Excerpted data start
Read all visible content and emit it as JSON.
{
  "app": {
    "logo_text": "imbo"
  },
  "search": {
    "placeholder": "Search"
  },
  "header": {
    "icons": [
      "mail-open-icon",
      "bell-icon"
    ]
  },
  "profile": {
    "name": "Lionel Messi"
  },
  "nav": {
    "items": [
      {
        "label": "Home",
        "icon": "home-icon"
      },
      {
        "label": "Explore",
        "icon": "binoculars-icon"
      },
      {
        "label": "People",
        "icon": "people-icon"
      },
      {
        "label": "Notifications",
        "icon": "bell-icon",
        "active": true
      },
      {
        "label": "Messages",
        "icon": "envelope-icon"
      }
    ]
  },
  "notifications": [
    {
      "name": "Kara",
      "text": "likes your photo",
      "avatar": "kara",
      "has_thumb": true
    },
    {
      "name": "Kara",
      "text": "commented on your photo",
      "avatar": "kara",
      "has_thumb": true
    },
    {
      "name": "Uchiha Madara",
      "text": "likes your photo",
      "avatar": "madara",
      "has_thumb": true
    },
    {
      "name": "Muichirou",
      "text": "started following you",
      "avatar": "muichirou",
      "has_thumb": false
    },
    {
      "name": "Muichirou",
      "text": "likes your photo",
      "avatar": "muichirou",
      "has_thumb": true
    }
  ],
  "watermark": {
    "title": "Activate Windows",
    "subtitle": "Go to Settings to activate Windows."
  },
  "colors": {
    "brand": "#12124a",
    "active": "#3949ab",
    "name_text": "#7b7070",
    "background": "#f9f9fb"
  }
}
Excerpted data end
**What you have to do:** Restate the records, all of them, precisely as written.

**Response below:**
Read all visible content and emit it as JSON.
{
  "app": {
    "logo_text": "imbo"
  },
  "search": {
    "placeholder": "Search"
  },
  "header": {
    "icons": [
      "mail-open-icon",
      "bell-icon"
    ]
  },
  "profile": {
    "name": "Lionel Messi"
  },
  "nav": {
    "items": [
      {
        "label": "Home",
        "icon": "home-icon"
      },
      {
        "label": "Explore",
        "icon": "binoculars-icon"
      },
      {
        "label": "People",
        "icon": "people-icon"
      },
      {
        "label": "Notifications",
        "icon": "bell-icon",
        "active": true
      },
      {
        "label": "Messages",
        "icon": "envelope-icon"
      }
    ]
  },
  "notifications": [
    {
      "name": "Kara",
      "text": "likes your photo",
      "avatar": "kara",
      "has_thumb": true
    },
    {
      "name": "Kara",
      "text": "commented on your photo",
      "avatar": "kara",
      "has_thumb": true
    },
    {
      "name": "Uchiha Madara",
      "text": "likes your photo",
      "avatar": "madara",
      "has_thumb": true
    },
    {
      "name": "Muichirou",
      "text": "started following you",
      "avatar": "muichirou",
      "has_thumb": false
    },
    {
      "name": "Muichirou",
      "text": "likes your photo",
      "avatar": "muichirou",
      "has_thumb": true
    }
  ],
  "watermark": {
    "title": "Activate Windows",
    "subtitle": "Go to Settings to activate Windows."
  },
  "colors": {
    "brand": "#12124a",
    "active": "#3949ab",
    "name_text": "#7b7070",
    "background": "#f9f9fb"
  }
}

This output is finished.